● **Stated exercise**:
Filter these entries so that only lines with the word "Pile" remain.
++++++++
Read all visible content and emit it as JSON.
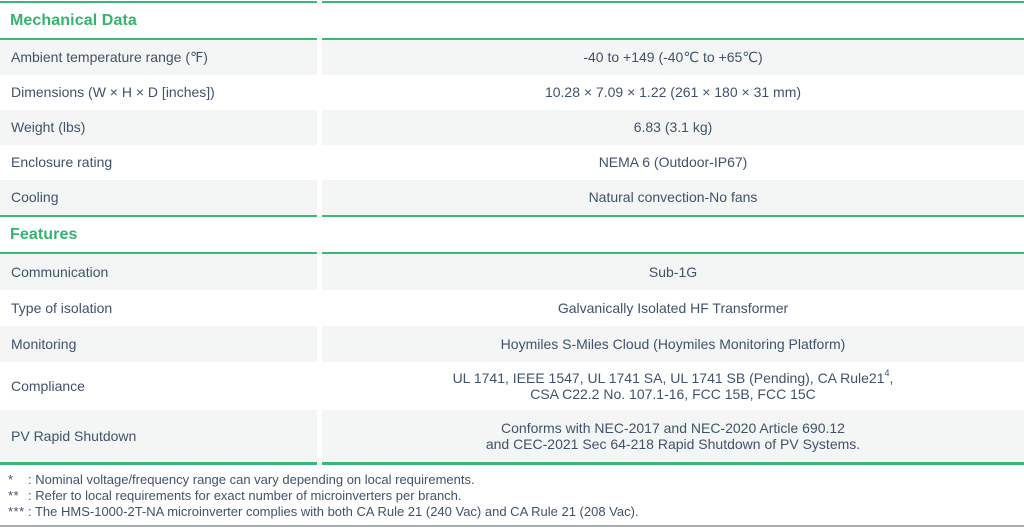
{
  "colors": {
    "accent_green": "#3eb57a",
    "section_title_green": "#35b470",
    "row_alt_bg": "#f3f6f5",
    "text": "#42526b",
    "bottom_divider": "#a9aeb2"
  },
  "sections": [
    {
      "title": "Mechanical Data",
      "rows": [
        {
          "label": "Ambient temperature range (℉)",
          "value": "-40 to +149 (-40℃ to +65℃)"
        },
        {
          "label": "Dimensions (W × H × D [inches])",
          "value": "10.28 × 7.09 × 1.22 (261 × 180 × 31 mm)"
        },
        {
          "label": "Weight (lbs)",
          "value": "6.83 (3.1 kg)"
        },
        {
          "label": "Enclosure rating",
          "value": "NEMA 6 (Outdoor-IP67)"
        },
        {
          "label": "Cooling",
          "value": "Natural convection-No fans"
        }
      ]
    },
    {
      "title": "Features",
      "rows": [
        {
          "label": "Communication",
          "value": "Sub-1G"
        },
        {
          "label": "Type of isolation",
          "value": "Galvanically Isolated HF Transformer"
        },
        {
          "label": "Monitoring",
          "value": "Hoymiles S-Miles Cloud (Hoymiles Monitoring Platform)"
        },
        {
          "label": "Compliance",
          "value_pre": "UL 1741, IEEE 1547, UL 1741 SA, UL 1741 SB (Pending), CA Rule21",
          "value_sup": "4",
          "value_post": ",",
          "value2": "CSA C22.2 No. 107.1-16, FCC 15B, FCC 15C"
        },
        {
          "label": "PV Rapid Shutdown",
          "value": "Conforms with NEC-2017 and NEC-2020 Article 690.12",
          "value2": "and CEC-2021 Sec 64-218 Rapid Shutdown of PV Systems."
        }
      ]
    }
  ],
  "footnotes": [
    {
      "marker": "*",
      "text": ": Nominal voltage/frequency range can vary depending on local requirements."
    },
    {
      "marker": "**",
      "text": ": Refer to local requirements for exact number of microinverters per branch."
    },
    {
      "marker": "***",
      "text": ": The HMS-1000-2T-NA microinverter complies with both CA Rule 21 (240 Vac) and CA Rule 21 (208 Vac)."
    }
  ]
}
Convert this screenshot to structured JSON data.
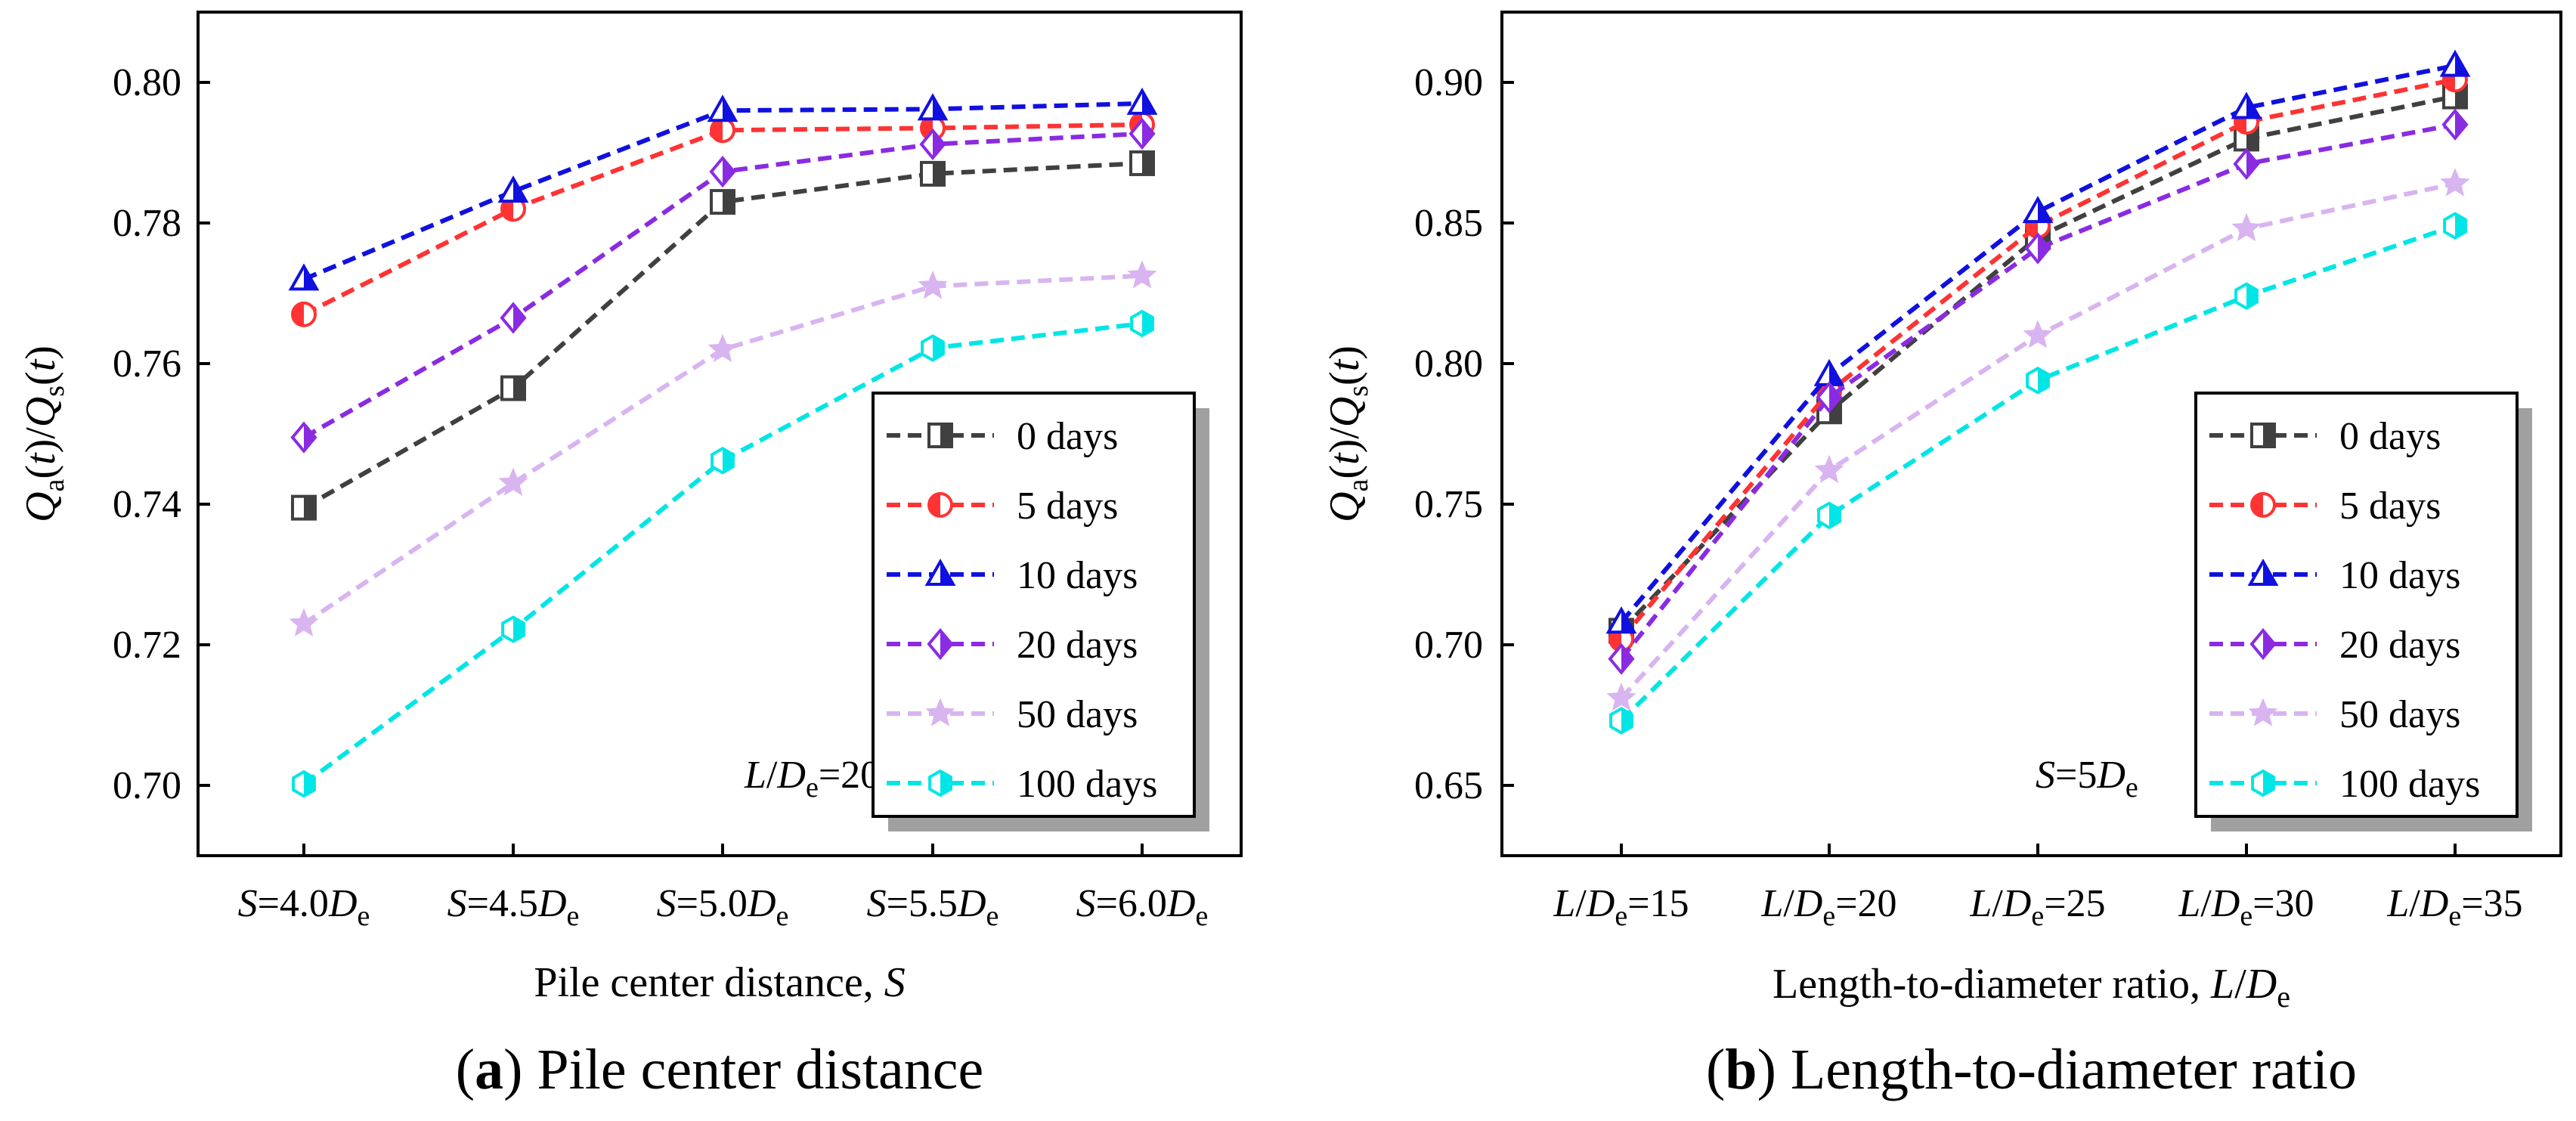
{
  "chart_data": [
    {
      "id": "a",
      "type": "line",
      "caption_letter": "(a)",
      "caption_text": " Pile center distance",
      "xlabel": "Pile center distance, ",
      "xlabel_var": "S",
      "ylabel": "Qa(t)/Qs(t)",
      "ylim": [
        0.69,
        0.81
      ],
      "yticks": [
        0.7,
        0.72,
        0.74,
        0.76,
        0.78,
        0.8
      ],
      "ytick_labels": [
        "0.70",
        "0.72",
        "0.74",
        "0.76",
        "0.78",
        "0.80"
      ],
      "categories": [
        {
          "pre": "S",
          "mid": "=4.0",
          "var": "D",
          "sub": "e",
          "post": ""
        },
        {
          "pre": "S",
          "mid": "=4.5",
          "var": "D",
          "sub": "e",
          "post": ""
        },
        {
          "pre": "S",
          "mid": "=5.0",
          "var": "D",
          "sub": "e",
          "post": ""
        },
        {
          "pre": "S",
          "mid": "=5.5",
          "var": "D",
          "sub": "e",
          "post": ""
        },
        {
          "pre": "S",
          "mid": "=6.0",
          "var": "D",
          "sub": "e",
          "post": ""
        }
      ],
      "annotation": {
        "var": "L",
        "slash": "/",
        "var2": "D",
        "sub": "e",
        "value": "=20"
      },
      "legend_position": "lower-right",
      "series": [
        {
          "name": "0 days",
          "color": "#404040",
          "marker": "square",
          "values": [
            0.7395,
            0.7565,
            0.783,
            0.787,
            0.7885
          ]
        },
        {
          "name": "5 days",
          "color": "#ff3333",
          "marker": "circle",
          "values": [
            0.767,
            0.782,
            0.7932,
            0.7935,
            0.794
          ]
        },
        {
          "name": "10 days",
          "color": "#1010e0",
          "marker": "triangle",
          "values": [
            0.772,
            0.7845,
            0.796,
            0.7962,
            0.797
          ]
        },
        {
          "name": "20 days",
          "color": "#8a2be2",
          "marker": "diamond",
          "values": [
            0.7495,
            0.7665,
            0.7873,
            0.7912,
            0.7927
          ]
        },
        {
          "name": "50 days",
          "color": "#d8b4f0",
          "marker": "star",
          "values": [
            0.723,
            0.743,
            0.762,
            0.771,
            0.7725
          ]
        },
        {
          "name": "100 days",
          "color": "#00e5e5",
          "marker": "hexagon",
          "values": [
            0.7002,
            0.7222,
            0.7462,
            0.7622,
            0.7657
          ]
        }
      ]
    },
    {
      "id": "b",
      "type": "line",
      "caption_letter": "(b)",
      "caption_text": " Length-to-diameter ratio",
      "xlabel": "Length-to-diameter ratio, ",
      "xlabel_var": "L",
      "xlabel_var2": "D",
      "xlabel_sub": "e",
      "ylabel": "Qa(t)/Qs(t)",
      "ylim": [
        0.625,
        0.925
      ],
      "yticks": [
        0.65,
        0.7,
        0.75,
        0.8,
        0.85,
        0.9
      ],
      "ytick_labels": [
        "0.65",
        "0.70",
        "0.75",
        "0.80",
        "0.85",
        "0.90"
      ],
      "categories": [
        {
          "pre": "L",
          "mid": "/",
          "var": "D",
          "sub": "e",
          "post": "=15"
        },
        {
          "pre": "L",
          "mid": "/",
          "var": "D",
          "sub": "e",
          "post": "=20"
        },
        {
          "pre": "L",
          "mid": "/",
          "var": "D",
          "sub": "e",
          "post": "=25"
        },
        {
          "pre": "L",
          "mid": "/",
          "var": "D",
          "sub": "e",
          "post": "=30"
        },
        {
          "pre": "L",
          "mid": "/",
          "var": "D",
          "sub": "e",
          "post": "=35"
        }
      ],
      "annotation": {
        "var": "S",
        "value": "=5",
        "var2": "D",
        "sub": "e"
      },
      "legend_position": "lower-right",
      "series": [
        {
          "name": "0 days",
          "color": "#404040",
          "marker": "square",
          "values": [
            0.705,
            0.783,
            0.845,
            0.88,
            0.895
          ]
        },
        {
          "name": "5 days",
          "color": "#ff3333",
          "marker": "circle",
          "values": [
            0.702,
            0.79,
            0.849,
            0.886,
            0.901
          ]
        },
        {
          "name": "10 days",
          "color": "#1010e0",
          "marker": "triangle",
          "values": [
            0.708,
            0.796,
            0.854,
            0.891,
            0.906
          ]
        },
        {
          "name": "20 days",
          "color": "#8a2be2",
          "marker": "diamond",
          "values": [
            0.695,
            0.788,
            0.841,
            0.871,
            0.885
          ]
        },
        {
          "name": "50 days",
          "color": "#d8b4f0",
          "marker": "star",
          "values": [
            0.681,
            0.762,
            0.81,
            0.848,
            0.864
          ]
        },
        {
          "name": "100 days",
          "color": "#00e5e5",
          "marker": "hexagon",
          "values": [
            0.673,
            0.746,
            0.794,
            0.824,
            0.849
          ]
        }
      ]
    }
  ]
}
++++++++
● **Completed task**:
      "caption_text": " Pile center distance",
      "xlabel": "Pile center distance, ",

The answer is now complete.